EXERCISE INPUTS
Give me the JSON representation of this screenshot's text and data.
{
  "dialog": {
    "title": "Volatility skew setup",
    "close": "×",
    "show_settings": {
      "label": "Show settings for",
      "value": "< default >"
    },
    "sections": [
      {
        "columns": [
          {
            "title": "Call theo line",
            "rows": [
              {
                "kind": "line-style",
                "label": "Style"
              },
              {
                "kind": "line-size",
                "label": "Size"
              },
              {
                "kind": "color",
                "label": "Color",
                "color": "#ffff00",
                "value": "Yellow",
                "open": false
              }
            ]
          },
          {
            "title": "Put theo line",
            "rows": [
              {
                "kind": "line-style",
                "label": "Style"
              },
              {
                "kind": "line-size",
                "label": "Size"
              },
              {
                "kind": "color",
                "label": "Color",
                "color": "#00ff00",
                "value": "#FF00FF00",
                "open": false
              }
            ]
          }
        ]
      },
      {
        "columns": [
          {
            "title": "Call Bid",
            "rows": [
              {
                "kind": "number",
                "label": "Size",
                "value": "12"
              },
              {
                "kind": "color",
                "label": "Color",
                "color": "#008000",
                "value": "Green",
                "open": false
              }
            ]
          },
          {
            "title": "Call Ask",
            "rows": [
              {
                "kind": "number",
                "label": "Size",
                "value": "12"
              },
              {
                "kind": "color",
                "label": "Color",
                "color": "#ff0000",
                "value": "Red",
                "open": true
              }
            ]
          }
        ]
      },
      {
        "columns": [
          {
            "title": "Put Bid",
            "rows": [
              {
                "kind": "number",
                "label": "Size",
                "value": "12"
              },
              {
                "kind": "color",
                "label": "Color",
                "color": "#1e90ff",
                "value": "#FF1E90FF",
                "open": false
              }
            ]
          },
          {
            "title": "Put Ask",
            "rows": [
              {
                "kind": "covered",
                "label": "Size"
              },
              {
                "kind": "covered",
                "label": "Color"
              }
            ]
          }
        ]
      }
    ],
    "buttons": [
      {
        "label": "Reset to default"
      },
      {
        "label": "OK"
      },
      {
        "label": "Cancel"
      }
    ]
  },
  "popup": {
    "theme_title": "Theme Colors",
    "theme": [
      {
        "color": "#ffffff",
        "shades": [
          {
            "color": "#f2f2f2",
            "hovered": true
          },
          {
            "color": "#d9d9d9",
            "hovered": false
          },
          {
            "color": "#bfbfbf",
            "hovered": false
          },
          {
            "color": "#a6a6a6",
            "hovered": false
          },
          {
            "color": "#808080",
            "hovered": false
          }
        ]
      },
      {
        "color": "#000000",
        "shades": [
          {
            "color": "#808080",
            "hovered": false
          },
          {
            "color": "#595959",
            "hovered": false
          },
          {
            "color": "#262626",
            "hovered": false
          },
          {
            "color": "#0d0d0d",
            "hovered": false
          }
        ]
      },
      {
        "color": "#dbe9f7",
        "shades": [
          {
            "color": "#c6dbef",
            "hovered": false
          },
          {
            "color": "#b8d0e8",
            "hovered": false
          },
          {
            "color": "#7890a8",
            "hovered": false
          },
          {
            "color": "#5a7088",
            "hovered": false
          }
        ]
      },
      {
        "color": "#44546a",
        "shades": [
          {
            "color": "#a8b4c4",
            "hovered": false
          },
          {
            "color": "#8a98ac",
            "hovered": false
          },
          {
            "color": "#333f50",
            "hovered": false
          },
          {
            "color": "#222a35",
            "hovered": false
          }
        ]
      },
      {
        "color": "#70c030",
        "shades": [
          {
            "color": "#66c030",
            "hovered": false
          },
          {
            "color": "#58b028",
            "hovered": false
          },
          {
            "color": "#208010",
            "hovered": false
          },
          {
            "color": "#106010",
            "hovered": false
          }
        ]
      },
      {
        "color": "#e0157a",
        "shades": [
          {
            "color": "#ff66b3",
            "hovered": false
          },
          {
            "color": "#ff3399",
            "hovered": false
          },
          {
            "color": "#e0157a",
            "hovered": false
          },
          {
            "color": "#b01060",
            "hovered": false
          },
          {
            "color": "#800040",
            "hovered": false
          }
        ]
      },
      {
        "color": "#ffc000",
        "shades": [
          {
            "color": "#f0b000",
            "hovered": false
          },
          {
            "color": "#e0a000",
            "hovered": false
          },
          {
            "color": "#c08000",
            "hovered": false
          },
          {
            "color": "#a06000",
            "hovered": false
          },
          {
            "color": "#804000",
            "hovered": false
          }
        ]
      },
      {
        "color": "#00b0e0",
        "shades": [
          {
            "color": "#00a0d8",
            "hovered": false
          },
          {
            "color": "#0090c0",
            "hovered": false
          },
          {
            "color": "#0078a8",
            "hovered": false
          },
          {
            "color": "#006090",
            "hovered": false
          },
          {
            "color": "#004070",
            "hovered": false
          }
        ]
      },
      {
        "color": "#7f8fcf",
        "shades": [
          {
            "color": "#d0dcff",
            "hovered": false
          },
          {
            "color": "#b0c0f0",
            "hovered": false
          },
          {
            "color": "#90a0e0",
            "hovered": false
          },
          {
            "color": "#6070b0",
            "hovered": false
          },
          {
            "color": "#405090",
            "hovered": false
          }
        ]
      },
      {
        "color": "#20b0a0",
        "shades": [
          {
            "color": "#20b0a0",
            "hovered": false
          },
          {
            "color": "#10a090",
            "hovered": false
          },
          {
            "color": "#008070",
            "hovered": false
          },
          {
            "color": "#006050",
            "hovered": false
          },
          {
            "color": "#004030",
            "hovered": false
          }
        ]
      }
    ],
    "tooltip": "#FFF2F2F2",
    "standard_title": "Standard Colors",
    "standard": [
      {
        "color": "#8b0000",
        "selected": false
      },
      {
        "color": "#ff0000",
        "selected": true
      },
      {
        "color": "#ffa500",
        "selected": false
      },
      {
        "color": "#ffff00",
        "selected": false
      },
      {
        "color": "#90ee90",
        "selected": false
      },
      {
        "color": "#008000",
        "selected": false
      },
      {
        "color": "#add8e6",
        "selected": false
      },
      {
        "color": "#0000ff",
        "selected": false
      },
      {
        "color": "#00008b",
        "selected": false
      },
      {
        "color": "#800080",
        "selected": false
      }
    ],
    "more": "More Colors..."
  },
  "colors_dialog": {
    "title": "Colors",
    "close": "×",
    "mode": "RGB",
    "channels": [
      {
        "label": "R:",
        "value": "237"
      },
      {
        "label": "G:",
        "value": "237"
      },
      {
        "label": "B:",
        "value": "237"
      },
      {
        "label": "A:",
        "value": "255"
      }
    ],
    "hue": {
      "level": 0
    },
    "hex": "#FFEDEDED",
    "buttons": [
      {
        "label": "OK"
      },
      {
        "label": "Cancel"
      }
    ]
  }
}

WHAT THE EXERCISE ASKS
Output all of the material exactly as written.

ANSWER TO THIS EXERCISE
Give me the JSON representation of this screenshot's text and data.
{
  "dialog": {
    "title": "Volatility skew setup",
    "close": "×",
    "show_settings": {
      "label": "Show settings for",
      "value": "< default >"
    },
    "sections": [
      {
        "columns": [
          {
            "title": "Call theo line",
            "rows": [
              {
                "kind": "line-style",
                "label": "Style"
              },
              {
                "kind": "line-size",
                "label": "Size"
              },
              {
                "kind": "color",
                "label": "Color",
                "color": "#ffff00",
                "value": "Yellow",
                "open": false
              }
            ]
          },
          {
            "title": "Put theo line",
            "rows": [
              {
                "kind": "line-style",
                "label": "Style"
              },
              {
                "kind": "line-size",
                "label": "Size"
              },
              {
                "kind": "color",
                "label": "Color",
                "color": "#00ff00",
                "value": "#FF00FF00",
                "open": false
              }
            ]
          }
        ]
      },
      {
        "columns": [
          {
            "title": "Call Bid",
            "rows": [
              {
                "kind": "number",
                "label": "Size",
                "value": "12"
              },
              {
                "kind": "color",
                "label": "Color",
                "color": "#008000",
                "value": "Green",
                "open": false
              }
            ]
          },
          {
            "title": "Call Ask",
            "rows": [
              {
                "kind": "number",
                "label": "Size",
                "value": "12"
              },
              {
                "kind": "color",
                "label": "Color",
                "color": "#ff0000",
                "value": "Red",
                "open": true
              }
            ]
          }
        ]
      },
      {
        "columns": [
          {
            "title": "Put Bid",
            "rows": [
              {
                "kind": "number",
                "label": "Size",
                "value": "12"
              },
              {
                "kind": "color",
                "label": "Color",
                "color": "#1e90ff",
                "value": "#FF1E90FF",
                "open": false
              }
            ]
          },
          {
            "title": "Put Ask",
            "rows": [
              {
                "kind": "covered",
                "label": "Size"
              },
              {
                "kind": "covered",
                "label": "Color"
              }
            ]
          }
        ]
      }
    ],
    "buttons": [
      {
        "label": "Reset to default"
      },
      {
        "label": "OK"
      },
      {
        "label": "Cancel"
      }
    ]
  },
  "popup": {
    "theme_title": "Theme Colors",
    "theme": [
      {
        "color": "#ffffff",
        "shades": [
          {
            "color": "#f2f2f2",
            "hovered": true
          },
          {
            "color": "#d9d9d9",
            "hovered": false
          },
          {
            "color": "#bfbfbf",
            "hovered": false
          },
          {
            "color": "#a6a6a6",
            "hovered": false
          },
          {
            "color": "#808080",
            "hovered": false
          }
        ]
      },
      {
        "color": "#000000",
        "shades": [
          {
            "color": "#808080",
            "hovered": false
          },
          {
            "color": "#595959",
            "hovered": false
          },
          {
            "color": "#262626",
            "hovered": false
          },
          {
            "color": "#0d0d0d",
            "hovered": false
          }
        ]
      },
      {
        "color": "#dbe9f7",
        "shades": [
          {
            "color": "#c6dbef",
            "hovered": false
          },
          {
            "color": "#b8d0e8",
            "hovered": false
          },
          {
            "color": "#7890a8",
            "hovered": false
          },
          {
            "color": "#5a7088",
            "hovered": false
          }
        ]
      },
      {
        "color": "#44546a",
        "shades": [
          {
            "color": "#a8b4c4",
            "hovered": false
          },
          {
            "color": "#8a98ac",
            "hovered": false
          },
          {
            "color": "#333f50",
            "hovered": false
          },
          {
            "color": "#222a35",
            "hovered": false
          }
        ]
      },
      {
        "color": "#70c030",
        "shades": [
          {
            "color": "#66c030",
            "hovered": false
          },
          {
            "color": "#58b028",
            "hovered": false
          },
          {
            "color": "#208010",
            "hovered": false
          },
          {
            "color": "#106010",
            "hovered": false
          }
        ]
      },
      {
        "color": "#e0157a",
        "shades": [
          {
            "color": "#ff66b3",
            "hovered": false
          },
          {
            "color": "#ff3399",
            "hovered": false
          },
          {
            "color": "#e0157a",
            "hovered": false
          },
          {
            "color": "#b01060",
            "hovered": false
          },
          {
            "color": "#800040",
            "hovered": false
          }
        ]
      },
      {
        "color": "#ffc000",
        "shades": [
          {
            "color": "#f0b000",
            "hovered": false
          },
          {
            "color": "#e0a000",
            "hovered": false
          },
          {
            "color": "#c08000",
            "hovered": false
          },
          {
            "color": "#a06000",
            "hovered": false
          },
          {
            "color": "#804000",
            "hovered": false
          }
        ]
      },
      {
        "color": "#00b0e0",
        "shades": [
          {
            "color": "#00a0d8",
            "hovered": false
          },
          {
            "color": "#0090c0",
            "hovered": false
          },
          {
            "color": "#0078a8",
            "hovered": false
          },
          {
            "color": "#006090",
            "hovered": false
          },
          {
            "color": "#004070",
            "hovered": false
          }
        ]
      },
      {
        "color": "#7f8fcf",
        "shades": [
          {
            "color": "#d0dcff",
            "hovered": false
          },
          {
            "color": "#b0c0f0",
            "hovered": false
          },
          {
            "color": "#90a0e0",
            "hovered": false
          },
          {
            "color": "#6070b0",
            "hovered": false
          },
          {
            "color": "#405090",
            "hovered": false
          }
        ]
      },
      {
        "color": "#20b0a0",
        "shades": [
          {
            "color": "#20b0a0",
            "hovered": false
          },
          {
            "color": "#10a090",
            "hovered": false
          },
          {
            "color": "#008070",
            "hovered": false
          },
          {
            "color": "#006050",
            "hovered": false
          },
          {
            "color": "#004030",
            "hovered": false
          }
        ]
      }
    ],
    "tooltip": "#FFF2F2F2",
    "standard_title": "Standard Colors",
    "standard": [
      {
        "color": "#8b0000",
        "selected": false
      },
      {
        "color": "#ff0000",
        "selected": true
      },
      {
        "color": "#ffa500",
        "selected": false
      },
      {
        "color": "#ffff00",
        "selected": false
      },
      {
        "color": "#90ee90",
        "selected": false
      },
      {
        "color": "#008000",
        "selected": false
      },
      {
        "color": "#add8e6",
        "selected": false
      },
      {
        "color": "#0000ff",
        "selected": false
      },
      {
        "color": "#00008b",
        "selected": false
      },
      {
        "color": "#800080",
        "selected": false
      }
    ],
    "more": "More Colors..."
  },
  "colors_dialog": {
    "title": "Colors",
    "close": "×",
    "mode": "RGB",
    "channels": [
      {
        "label": "R:",
        "value": "237"
      },
      {
        "label": "G:",
        "value": "237"
      },
      {
        "label": "B:",
        "value": "237"
      },
      {
        "label": "A:",
        "value": "255"
      }
    ],
    "hue": {
      "level": 0
    },
    "hex": "#FFEDEDED",
    "buttons": [
      {
        "label": "OK"
      },
      {
        "label": "Cancel"
      }
    ]
  }
}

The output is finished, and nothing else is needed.